• SET TASK: Extract each line holding the word "огня" from the entries.

• DATASET EXTRACT:

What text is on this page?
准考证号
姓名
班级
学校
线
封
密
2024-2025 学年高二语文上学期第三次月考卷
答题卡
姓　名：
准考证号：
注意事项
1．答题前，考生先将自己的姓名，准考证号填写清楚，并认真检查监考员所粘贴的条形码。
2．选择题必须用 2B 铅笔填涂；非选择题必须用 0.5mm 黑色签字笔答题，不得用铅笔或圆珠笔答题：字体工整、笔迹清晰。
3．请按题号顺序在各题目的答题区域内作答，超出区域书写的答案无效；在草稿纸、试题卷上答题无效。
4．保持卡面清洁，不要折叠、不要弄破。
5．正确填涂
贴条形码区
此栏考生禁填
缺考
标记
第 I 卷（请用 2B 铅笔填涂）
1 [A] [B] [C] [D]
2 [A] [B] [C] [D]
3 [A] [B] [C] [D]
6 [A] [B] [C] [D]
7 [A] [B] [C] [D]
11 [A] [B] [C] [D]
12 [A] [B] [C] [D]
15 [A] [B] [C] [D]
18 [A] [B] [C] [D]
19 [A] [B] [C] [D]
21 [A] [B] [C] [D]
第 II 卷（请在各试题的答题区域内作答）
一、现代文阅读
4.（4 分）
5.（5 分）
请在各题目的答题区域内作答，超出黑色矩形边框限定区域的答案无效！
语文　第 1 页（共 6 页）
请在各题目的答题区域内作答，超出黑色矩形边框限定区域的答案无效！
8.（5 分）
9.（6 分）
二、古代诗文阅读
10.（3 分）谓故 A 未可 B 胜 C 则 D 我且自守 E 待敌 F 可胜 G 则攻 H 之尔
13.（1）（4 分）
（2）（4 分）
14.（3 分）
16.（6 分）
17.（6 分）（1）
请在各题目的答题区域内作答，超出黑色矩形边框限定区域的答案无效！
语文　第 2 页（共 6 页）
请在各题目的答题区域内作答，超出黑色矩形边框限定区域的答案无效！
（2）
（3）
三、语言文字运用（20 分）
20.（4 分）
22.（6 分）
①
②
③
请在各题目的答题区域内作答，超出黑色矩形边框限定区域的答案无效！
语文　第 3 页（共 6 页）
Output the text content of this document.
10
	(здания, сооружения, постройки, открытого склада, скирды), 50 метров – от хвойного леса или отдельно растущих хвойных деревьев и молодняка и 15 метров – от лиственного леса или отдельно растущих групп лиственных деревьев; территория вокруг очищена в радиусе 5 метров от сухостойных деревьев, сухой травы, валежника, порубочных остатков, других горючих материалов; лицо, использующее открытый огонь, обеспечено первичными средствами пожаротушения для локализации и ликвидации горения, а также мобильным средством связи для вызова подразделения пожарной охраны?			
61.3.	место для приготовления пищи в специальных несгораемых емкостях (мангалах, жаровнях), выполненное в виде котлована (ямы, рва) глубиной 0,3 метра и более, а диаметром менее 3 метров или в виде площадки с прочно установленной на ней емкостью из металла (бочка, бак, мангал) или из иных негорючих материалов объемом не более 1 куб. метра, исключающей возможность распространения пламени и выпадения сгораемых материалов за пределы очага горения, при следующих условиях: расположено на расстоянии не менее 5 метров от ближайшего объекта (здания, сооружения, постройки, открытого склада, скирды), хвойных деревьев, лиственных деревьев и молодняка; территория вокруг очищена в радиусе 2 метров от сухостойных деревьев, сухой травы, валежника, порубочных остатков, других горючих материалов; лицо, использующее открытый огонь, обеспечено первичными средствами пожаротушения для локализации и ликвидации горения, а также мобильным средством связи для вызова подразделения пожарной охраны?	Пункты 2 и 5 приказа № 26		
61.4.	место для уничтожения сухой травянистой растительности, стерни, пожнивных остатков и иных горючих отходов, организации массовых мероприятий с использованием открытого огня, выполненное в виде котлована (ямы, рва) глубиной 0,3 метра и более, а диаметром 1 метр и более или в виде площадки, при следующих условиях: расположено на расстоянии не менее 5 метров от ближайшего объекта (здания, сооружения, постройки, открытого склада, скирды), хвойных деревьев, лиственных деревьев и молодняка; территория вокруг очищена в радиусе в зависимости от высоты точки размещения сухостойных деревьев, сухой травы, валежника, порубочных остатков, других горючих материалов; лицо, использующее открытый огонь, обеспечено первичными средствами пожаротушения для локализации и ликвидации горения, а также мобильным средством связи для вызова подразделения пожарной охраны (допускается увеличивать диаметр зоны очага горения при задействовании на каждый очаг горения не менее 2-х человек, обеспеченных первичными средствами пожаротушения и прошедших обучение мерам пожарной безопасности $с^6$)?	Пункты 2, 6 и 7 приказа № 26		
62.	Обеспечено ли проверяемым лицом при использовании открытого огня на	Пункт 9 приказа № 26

• RESPONSE TO THE EXERCISE:
61.4.	место для уничтожения сухой травянистой растительности, стерни, пожнивных остатков и иных горючих отходов, организации массовых мероприятий с использованием открытого огня, выполненное в виде котлована (ямы, рва) глубиной 0,3 метра и более, а диаметром 1 метр и более или в виде площадки, при следующих условиях: расположено на расстоянии не менее 5 метров от ближайшего объекта (здания, сооружения, постройки, открытого склада, скирды), хвойных деревьев, лиственных деревьев и молодняка; территория вокруг очищена в радиусе в зависимости от высоты точки размещения сухостойных деревьев, сухой травы, валежника, порубочных остатков, других горючих материалов; лицо, использующее открытый огонь, обеспечено первичными средствами пожаротушения для локализации и ликвидации горения, а также мобильным средством связи для вызова подразделения пожарной охраны (допускается увеличивать диаметр зоны очага горения при задействовании на каждый очаг горения не менее 2-х человек, обеспеченных первичными средствами пожаротушения и прошедших обучение мерам пожарной безопасности $с^6$)?	Пункты 2, 6 и 7 приказа № 26		
62.	Обеспечено ли проверяемым лицом при использовании открытого огня на	Пункт 9 приказа № 26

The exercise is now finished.